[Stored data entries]
— BEGIN —

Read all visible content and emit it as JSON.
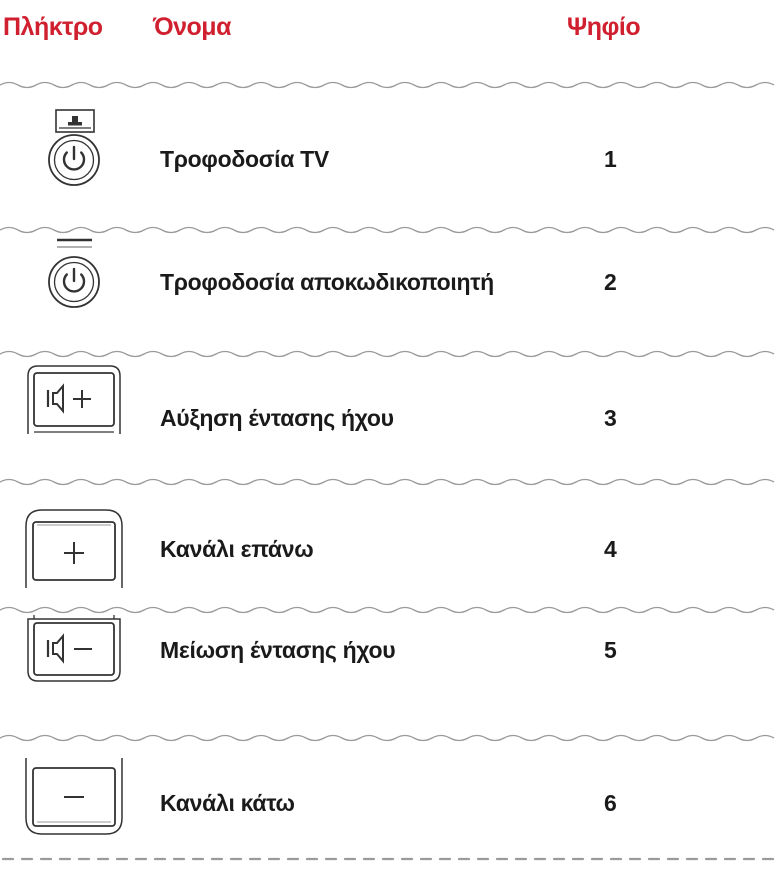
{
  "header": {
    "key": "Πλήκτρο",
    "name": "Όνομα",
    "digit": "Ψηφίο"
  },
  "rows": [
    {
      "icon": "tv-power-button-icon",
      "name": "Τροφοδοσία TV",
      "digit": "1"
    },
    {
      "icon": "decoder-power-button-icon",
      "name": "Τροφοδοσία αποκωδικοποιητή",
      "digit": "2"
    },
    {
      "icon": "volume-up-button-icon",
      "name": "Αύξηση έντασης ήχου",
      "digit": "3"
    },
    {
      "icon": "channel-up-button-icon",
      "name": "Κανάλι επάνω",
      "digit": "4"
    },
    {
      "icon": "volume-down-button-icon",
      "name": "Μείωση έντασης ήχου",
      "digit": "5"
    },
    {
      "icon": "channel-down-button-icon",
      "name": "Κανάλι κάτω",
      "digit": "6"
    }
  ],
  "colors": {
    "header_text": "#d01f2f",
    "body_text": "#1a1a1a",
    "line": "#9a9a9a"
  }
}
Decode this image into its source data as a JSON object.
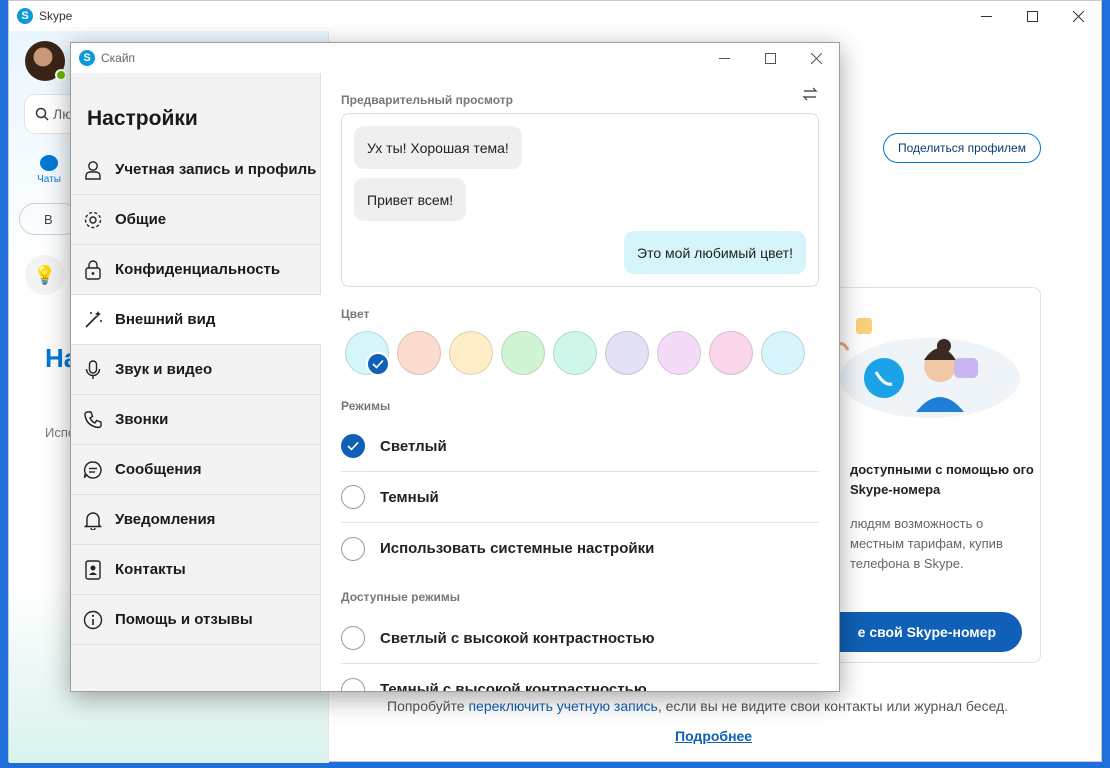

— END —

Extract each line from the listing that holds the word "ήχου".

## Task answer
      "name": "Αύξηση έντασης ήχου",
      "name": "Μείωση έντασης ήχου",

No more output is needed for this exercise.